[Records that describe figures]
************

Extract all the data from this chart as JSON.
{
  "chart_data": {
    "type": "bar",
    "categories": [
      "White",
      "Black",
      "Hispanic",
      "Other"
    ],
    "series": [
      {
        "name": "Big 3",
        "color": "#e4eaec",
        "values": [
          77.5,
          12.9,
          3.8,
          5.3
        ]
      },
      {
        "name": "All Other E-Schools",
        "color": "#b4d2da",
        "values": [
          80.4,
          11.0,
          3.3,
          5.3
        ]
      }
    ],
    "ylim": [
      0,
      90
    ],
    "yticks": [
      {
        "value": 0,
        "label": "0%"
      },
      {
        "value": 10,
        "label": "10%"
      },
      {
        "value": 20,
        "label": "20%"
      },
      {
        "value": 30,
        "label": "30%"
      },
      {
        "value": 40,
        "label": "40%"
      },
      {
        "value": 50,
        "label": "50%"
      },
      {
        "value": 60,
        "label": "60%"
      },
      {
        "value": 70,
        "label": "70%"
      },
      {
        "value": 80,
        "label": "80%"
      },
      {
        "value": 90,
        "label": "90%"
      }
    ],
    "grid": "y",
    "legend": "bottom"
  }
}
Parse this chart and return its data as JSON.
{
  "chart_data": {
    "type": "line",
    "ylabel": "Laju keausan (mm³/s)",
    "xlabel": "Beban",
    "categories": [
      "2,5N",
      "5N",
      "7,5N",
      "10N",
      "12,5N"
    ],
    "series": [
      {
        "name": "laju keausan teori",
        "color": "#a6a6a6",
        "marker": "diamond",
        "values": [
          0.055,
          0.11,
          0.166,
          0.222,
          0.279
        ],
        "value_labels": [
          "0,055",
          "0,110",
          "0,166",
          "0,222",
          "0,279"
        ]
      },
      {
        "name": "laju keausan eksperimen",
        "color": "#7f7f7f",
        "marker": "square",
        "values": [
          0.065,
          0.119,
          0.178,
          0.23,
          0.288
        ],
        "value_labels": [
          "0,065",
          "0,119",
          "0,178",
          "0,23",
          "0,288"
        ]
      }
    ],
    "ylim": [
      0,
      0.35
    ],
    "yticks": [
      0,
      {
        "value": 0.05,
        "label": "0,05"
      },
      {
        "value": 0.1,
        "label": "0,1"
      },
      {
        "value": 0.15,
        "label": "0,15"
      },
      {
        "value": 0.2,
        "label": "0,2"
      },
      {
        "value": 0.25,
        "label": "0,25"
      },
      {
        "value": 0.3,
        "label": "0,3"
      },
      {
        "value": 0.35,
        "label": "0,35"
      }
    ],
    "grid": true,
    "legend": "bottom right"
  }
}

************

Written exercise> Print every line of the records exactly. Omit nothing.

Response>
Extract all the data from this chart as JSON.
{
  "chart_data": {
    "type": "bar",
    "categories": [
      "White",
      "Black",
      "Hispanic",
      "Other"
    ],
    "series": [
      {
        "name": "Big 3",
        "color": "#e4eaec",
        "values": [
          77.5,
          12.9,
          3.8,
          5.3
        ]
      },
      {
        "name": "All Other E-Schools",
        "color": "#b4d2da",
        "values": [
          80.4,
          11.0,
          3.3,
          5.3
        ]
      }
    ],
    "ylim": [
      0,
      90
    ],
    "yticks": [
      {
        "value": 0,
        "label": "0%"
      },
      {
        "value": 10,
        "label": "10%"
      },
      {
        "value": 20,
        "label": "20%"
      },
      {
        "value": 30,
        "label": "30%"
      },
      {
        "value": 40,
        "label": "40%"
      },
      {
        "value": 50,
        "label": "50%"
      },
      {
        "value": 60,
        "label": "60%"
      },
      {
        "value": 70,
        "label": "70%"
      },
      {
        "value": 80,
        "label": "80%"
      },
      {
        "value": 90,
        "label": "90%"
      }
    ],
    "grid": "y",
    "legend": "bottom"
  }
}
Parse this chart and return its data as JSON.
{
  "chart_data": {
    "type": "line",
    "ylabel": "Laju keausan (mm³/s)",
    "xlabel": "Beban",
    "categories": [
      "2,5N",
      "5N",
      "7,5N",
      "10N",
      "12,5N"
    ],
    "series": [
      {
        "name": "laju keausan teori",
        "color": "#a6a6a6",
        "marker": "diamond",
        "values": [
          0.055,
          0.11,
          0.166,
          0.222,
          0.279
        ],
        "value_labels": [
          "0,055",
          "0,110",
          "0,166",
          "0,222",
          "0,279"
        ]
      },
      {
        "name": "laju keausan eksperimen",
        "color": "#7f7f7f",
        "marker": "square",
        "values": [
          0.065,
          0.119,
          0.178,
          0.23,
          0.288
        ],
        "value_labels": [
          "0,065",
          "0,119",
          "0,178",
          "0,23",
          "0,288"
        ]
      }
    ],
    "ylim": [
      0,
      0.35
    ],
    "yticks": [
      0,
      {
        "value": 0.05,
        "label": "0,05"
      },
      {
        "value": 0.1,
        "label": "0,1"
      },
      {
        "value": 0.15,
        "label": "0,15"
      },
      {
        "value": 0.2,
        "label": "0,2"
      },
      {
        "value": 0.25,
        "label": "0,25"
      },
      {
        "value": 0.3,
        "label": "0,3"
      },
      {
        "value": 0.35,
        "label": "0,35"
      }
    ],
    "grid": true,
    "legend": "bottom right"
  }
}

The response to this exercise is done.